**Do this:** Do not include the pictures; repeat the rest of the data exactly.

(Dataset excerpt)
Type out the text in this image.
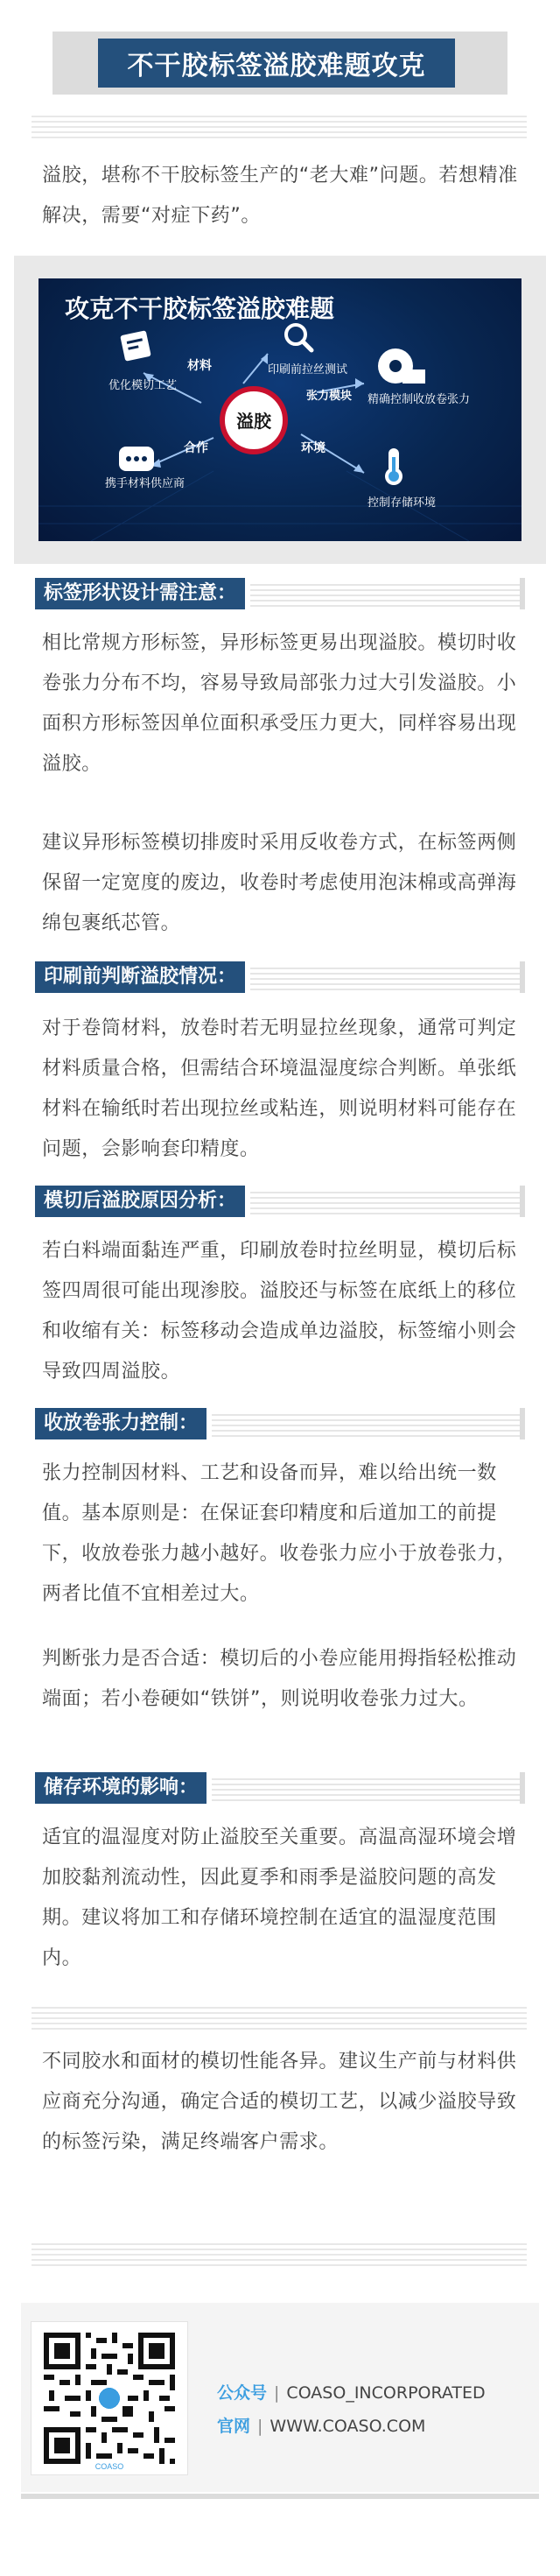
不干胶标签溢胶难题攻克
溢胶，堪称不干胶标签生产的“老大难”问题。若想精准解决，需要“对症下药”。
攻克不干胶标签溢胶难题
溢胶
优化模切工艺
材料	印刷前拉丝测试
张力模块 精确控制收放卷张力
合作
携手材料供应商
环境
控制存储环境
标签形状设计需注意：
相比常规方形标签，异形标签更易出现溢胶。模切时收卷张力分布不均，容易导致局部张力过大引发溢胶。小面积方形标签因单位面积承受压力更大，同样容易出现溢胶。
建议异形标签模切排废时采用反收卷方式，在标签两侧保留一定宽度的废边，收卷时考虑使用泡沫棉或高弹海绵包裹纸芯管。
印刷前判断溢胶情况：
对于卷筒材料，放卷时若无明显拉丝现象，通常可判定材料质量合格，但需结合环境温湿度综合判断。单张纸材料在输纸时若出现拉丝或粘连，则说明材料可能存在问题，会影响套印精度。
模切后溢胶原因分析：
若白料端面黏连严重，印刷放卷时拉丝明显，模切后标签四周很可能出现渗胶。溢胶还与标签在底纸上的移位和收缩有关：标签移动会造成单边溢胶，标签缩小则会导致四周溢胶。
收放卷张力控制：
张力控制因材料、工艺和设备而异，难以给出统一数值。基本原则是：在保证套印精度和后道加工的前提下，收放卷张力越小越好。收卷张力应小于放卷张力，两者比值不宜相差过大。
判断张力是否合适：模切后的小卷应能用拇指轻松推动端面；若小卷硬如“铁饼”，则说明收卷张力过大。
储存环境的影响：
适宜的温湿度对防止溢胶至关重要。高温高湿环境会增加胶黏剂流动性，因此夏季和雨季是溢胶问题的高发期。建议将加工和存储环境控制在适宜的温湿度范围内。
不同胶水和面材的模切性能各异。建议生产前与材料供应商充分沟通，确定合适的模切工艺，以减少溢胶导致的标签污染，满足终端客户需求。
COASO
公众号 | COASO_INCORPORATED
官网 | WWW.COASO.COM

**In response:**
Type out the text in this image.
不干胶标签溢胶难题攻克
溢胶，堪称不干胶标签生产的“老大难”问题。若想精准解决，需要“对症下药”。
攻克不干胶标签溢胶难题
溢胶
优化模切工艺
材料	印刷前拉丝测试
张力模块 精确控制收放卷张力
合作
携手材料供应商
环境
控制存储环境
标签形状设计需注意：
相比常规方形标签，异形标签更易出现溢胶。模切时收卷张力分布不均，容易导致局部张力过大引发溢胶。小面积方形标签因单位面积承受压力更大，同样容易出现溢胶。
建议异形标签模切排废时采用反收卷方式，在标签两侧保留一定宽度的废边，收卷时考虑使用泡沫棉或高弹海绵包裹纸芯管。
印刷前判断溢胶情况：
对于卷筒材料，放卷时若无明显拉丝现象，通常可判定材料质量合格，但需结合环境温湿度综合判断。单张纸材料在输纸时若出现拉丝或粘连，则说明材料可能存在问题，会影响套印精度。
模切后溢胶原因分析：
若白料端面黏连严重，印刷放卷时拉丝明显，模切后标签四周很可能出现渗胶。溢胶还与标签在底纸上的移位和收缩有关：标签移动会造成单边溢胶，标签缩小则会导致四周溢胶。
收放卷张力控制：
张力控制因材料、工艺和设备而异，难以给出统一数值。基本原则是：在保证套印精度和后道加工的前提下，收放卷张力越小越好。收卷张力应小于放卷张力，两者比值不宜相差过大。
判断张力是否合适：模切后的小卷应能用拇指轻松推动端面；若小卷硬如“铁饼”，则说明收卷张力过大。
储存环境的影响：
适宜的温湿度对防止溢胶至关重要。高温高湿环境会增加胶黏剂流动性，因此夏季和雨季是溢胶问题的高发期。建议将加工和存储环境控制在适宜的温湿度范围内。
不同胶水和面材的模切性能各异。建议生产前与材料供应商充分沟通，确定合适的模切工艺，以减少溢胶导致的标签污染，满足终端客户需求。
COASO
公众号 | COASO_INCORPORATED
官网 | WWW.COASO.COM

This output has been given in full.